**** Raw data ****

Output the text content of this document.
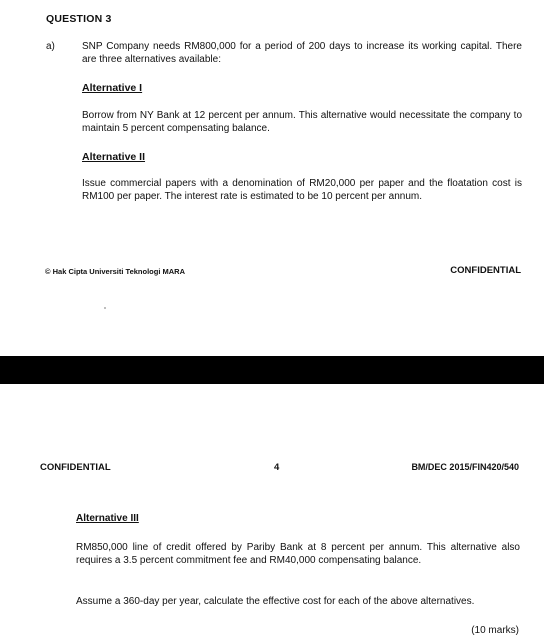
QUESTION 3
a)	SNP Company needs RM800,000 for a period of 200 days to increase its working capital. There are three alternatives available:
Alternative I
Borrow from NY Bank at 12 percent per annum. This alternative would necessitate the company to maintain 5 percent compensating balance.
Alternative II
Issue commercial papers with a denomination of RM20,000 per paper and the floatation cost is RM100 per paper. The interest rate is estimated to be 10 percent per annum.
© Hak Cipta Universiti Teknologi MARA	CONFIDENTIAL
CONFIDENTIAL	4	BM/DEC 2015/FIN420/540
Alternative III
RM850,000 line of credit offered by Pariby Bank at 8 percent per annum. This alternative also requires a 3.5 percent commitment fee and RM40,000 compensating balance.
Assume a 360-day per year, calculate the effective cost for each of the above alternatives.
(10 marks)
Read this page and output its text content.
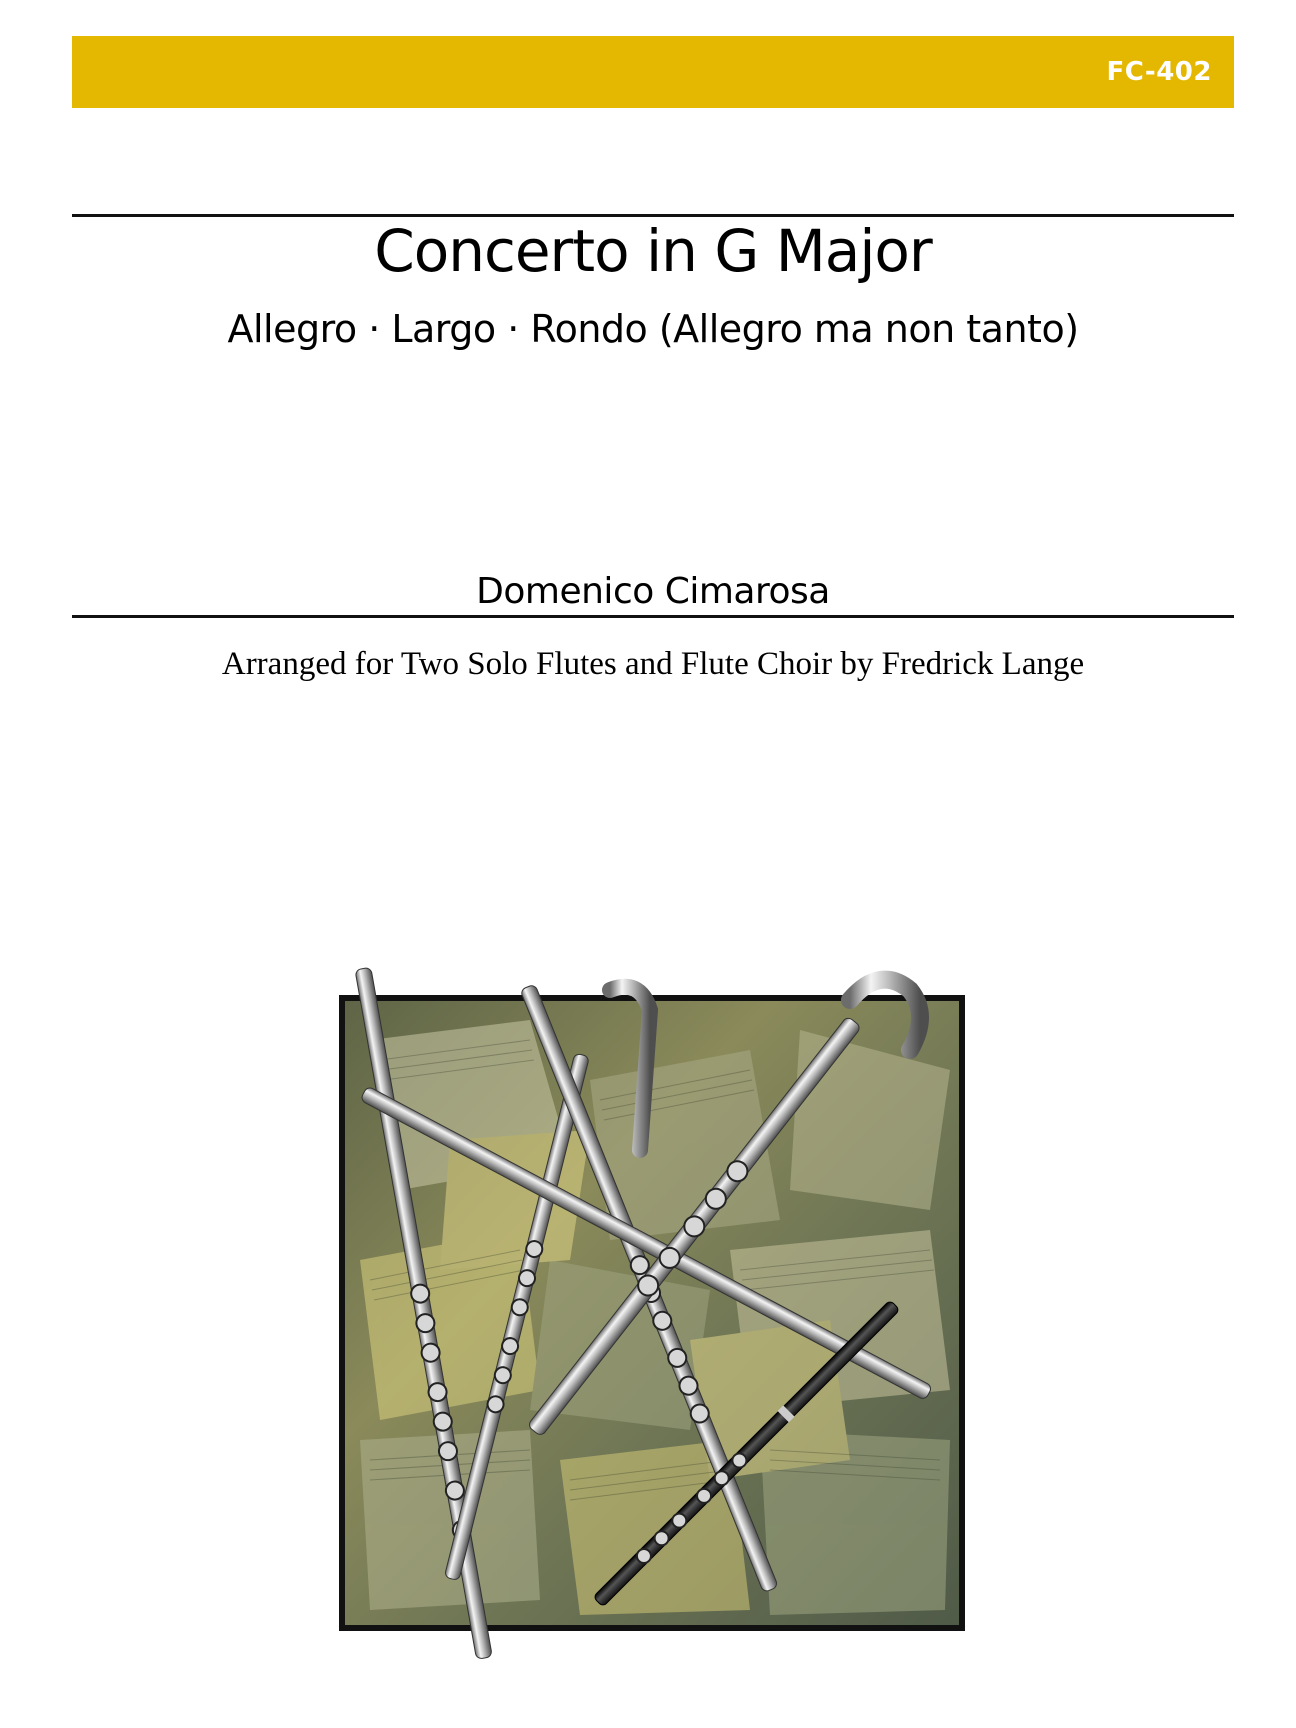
FC-402
Concerto in G Major
Allegro · Largo · Rondo (Allegro ma non tanto)
Domenico Cimarosa
Arranged for Two Solo Flutes and Flute Choir by Fredrick Lange
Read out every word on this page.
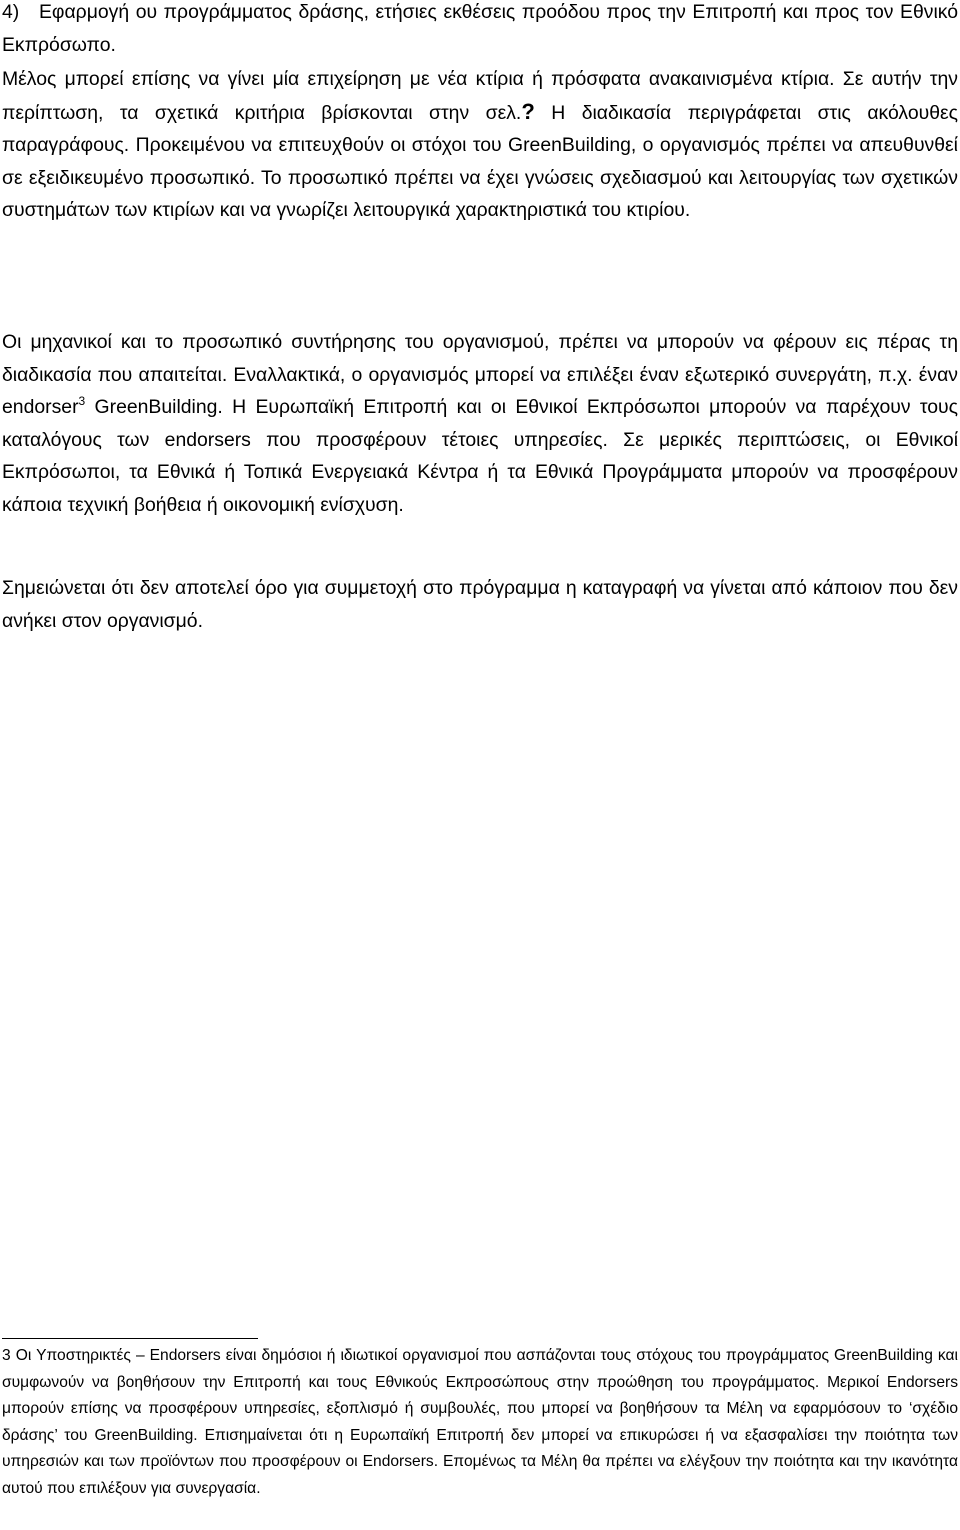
4) Εφαρμογή ου προγράμματος δράσης, ετήσιες εκθέσεις προόδου προς την Επιτροπή και προς τον Εθνικό Εκπρόσωπο.
Μέλος μπορεί επίσης να γίνει μία επιχείρηση με νέα κτίρια ή πρόσφατα ανακαινισμένα κτίρια. Σε αυτήν την περίπτωση, τα σχετικά κριτήρια βρίσκονται στην σελ.? Η διαδικασία περιγράφεται στις ακόλουθες παραγράφους. Προκειμένου να επιτευχθούν οι στόχοι του GreenBuilding, ο οργανισμός πρέπει να απευθυνθεί σε εξειδικευμένο προσωπικό. Το προσωπικό πρέπει να έχει γνώσεις σχεδιασμού και λειτουργίας των σχετικών συστημάτων των κτιρίων και να γνωρίζει λειτουργικά χαρακτηριστικά του κτιρίου.
Οι μηχανικοί και το προσωπικό συντήρησης του οργανισμού, πρέπει να μπορούν να φέρουν εις πέρας τη διαδικασία που απαιτείται. Εναλλακτικά, ο οργανισμός μπορεί να επιλέξει έναν εξωτερικό συνεργάτη, π.χ. έναν endorser$^3$ GreenBuilding. Η Ευρωπαϊκή Επιτροπή και οι Εθνικοί Εκπρόσωποι μπορούν να παρέχουν τους καταλόγους των endorsers που προσφέρουν τέτοιες υπηρεσίες. Σε μερικές περιπτώσεις, οι Εθνικοί Εκπρόσωποι, τα Εθνικά ή Τοπικά Ενεργειακά Κέντρα ή τα Εθνικά Προγράμματα μπορούν να προσφέρουν κάποια τεχνική βοήθεια ή οικονομική ενίσχυση.
Σημειώνεται ότι δεν αποτελεί όρο για συμμετοχή στο πρόγραμμα η καταγραφή να γίνεται από κάποιον που δεν ανήκει στον οργανισμό.
3 Οι Υποστηρικτές – Endorsers είναι δημόσιοι ή ιδιωτικοί οργανισμοί που ασπάζονται τους στόχους του προγράμματος GreenBuilding και συμφωνούν να βοηθήσουν την Επιτροπή και τους Εθνικούς Εκπροσώπους στην προώθηση του προγράμματος. Μερικοί Endorsers μπορούν επίσης να προσφέρουν υπηρεσίες, εξοπλισμό ή συμβουλές, που μπορεί να βοηθήσουν τα Μέλη να εφαρμόσουν το ‘σχέδιο δράσης’ του GreenBuilding. Επισημαίνεται ότι η Ευρωπαϊκή Επιτροπή δεν μπορεί να επικυρώσει ή να εξασφαλίσει την ποιότητα των υπηρεσιών και των προϊόντων που προσφέρουν οι Endorsers. Επομένως τα Μέλη θα πρέπει να ελέγξουν την ποιότητα και την ικανότητα αυτού που επιλέξουν για συνεργασία.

****

**Written instruction**
Search the lines above for the string "text" and copy each line that has it.

**Exercise result**
Output the text content of this document.
Read this page and output its text content.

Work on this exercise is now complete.